"""
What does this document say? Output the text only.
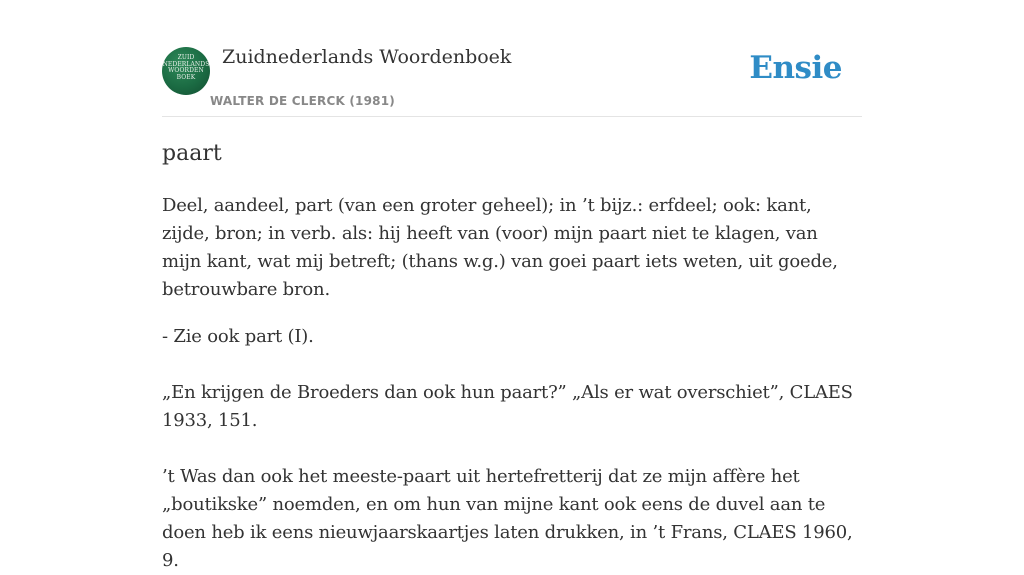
ZUID NEDERLANDS WOORDEN BOEK
Zuidnederlands Woordenboek
WALTER DE CLERCK (1981)
Ensie
paart

Deel, aandeel, part (van een groter geheel); in ’t bijz.: erfdeel; ook: kant, zijde, bron; in verb. als: hij heeft van (voor) mijn paart niet te klagen, van mijn kant, wat mij betreft; (thans w.g.) van goei paart iets weten, uit goede, betrouwbare bron.

- Zie ook part (I).

„En krijgen de Broeders dan ook hun paart?” „Als er wat overschiet”, CLAES 1933, 151.

’t Was dan ook het meeste-paart uit hertefretterij dat ze mijn affère het „boutikske” noemden, en om hun van mijne kant ook eens de duvel aan te doen heb ik eens nieuwjaarskaartjes laten drukken, in ’t Frans, CLAES 1960, 9.
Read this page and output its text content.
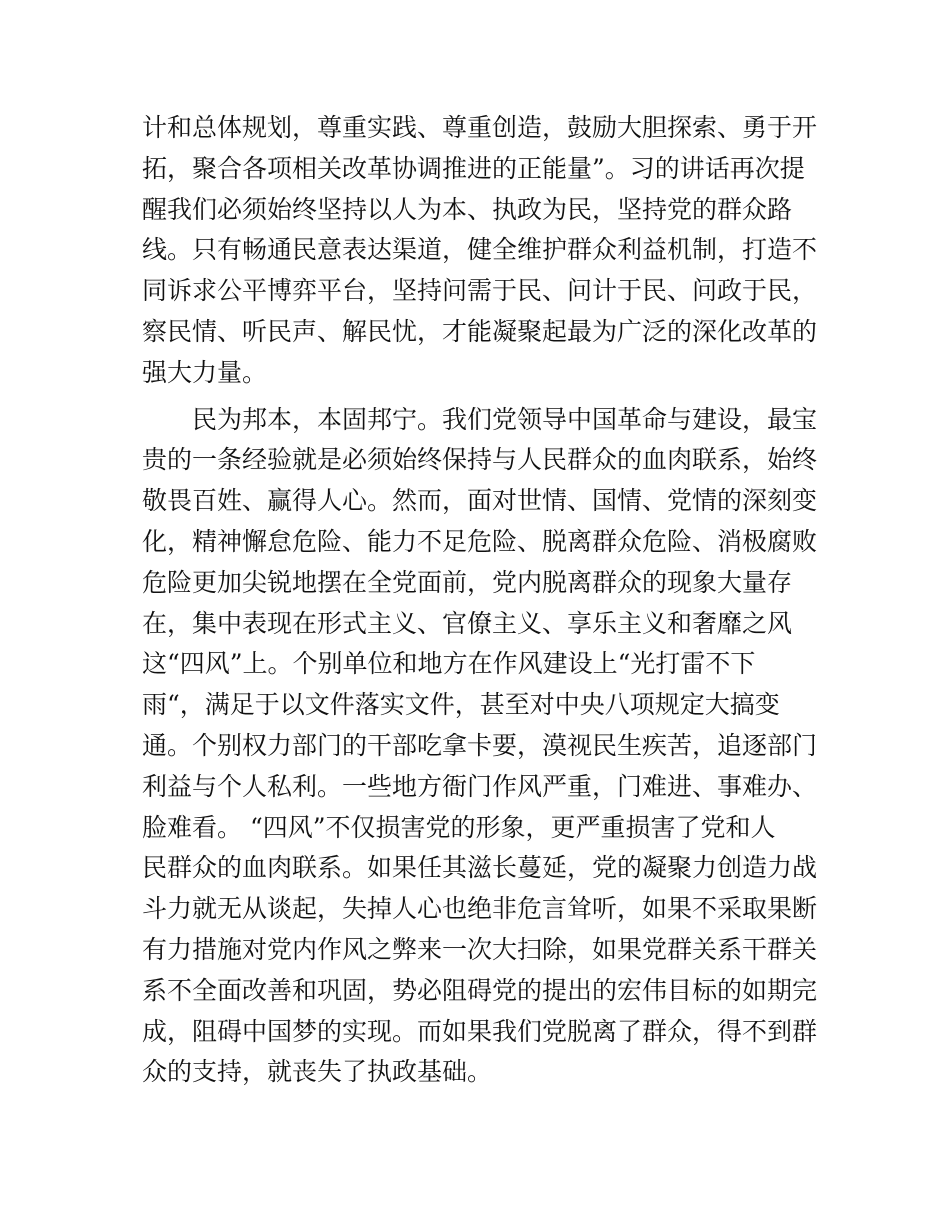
计和总体规划，尊重实践、尊重创造，鼓励大胆探索、勇于开
拓，聚合各项相关改革协调推进的正能量”。习的讲话再次提
醒我们必须始终坚持以人为本、执政为民，坚持党的群众路
线。只有畅通民意表达渠道，健全维护群众利益机制，打造不
同诉求公平博弈平台，坚持问需于民、问计于民、问政于民，
察民情、听民声、解民忧，才能凝聚起最为广泛的深化改革的
强大力量。
民为邦本，本固邦宁。我们党领导中国革命与建设，最宝
贵的一条经验就是必须始终保持与人民群众的血肉联系，始终
敬畏百姓、赢得人心。然而，面对世情、国情、党情的深刻变
化，精神懈怠危险、能力不足危险、脱离群众危险、消极腐败
危险更加尖锐地摆在全党面前，党内脱离群众的现象大量存
在，集中表现在形式主义、官僚主义、享乐主义和奢靡之风
这“四风”上。个别单位和地方在作风建设上“光打雷不下
雨“，满足于以文件落实文件，甚至对中央八项规定大搞变
通。个别权力部门的干部吃拿卡要，漠视民生疾苦，追逐部门
利益与个人私利。一些地方衙门作风严重，门难进、事难办、
脸难看。 “四风”不仅损害党的形象，更严重损害了党和人
民群众的血肉联系。如果任其滋长蔓延，党的凝聚力创造力战
斗力就无从谈起，失掉人心也绝非危言耸听，如果不采取果断
有力措施对党内作风之弊来一次大扫除，如果党群关系干群关
系不全面改善和巩固，势必阻碍党的提出的宏伟目标的如期完
成，阻碍中国梦的实现。而如果我们党脱离了群众，得不到群
众的支持，就丧失了执政基础。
"""
Wherever "this" shows up in a line, copy that line.

What does this document say? Output the text only.
Read this page and output its text content.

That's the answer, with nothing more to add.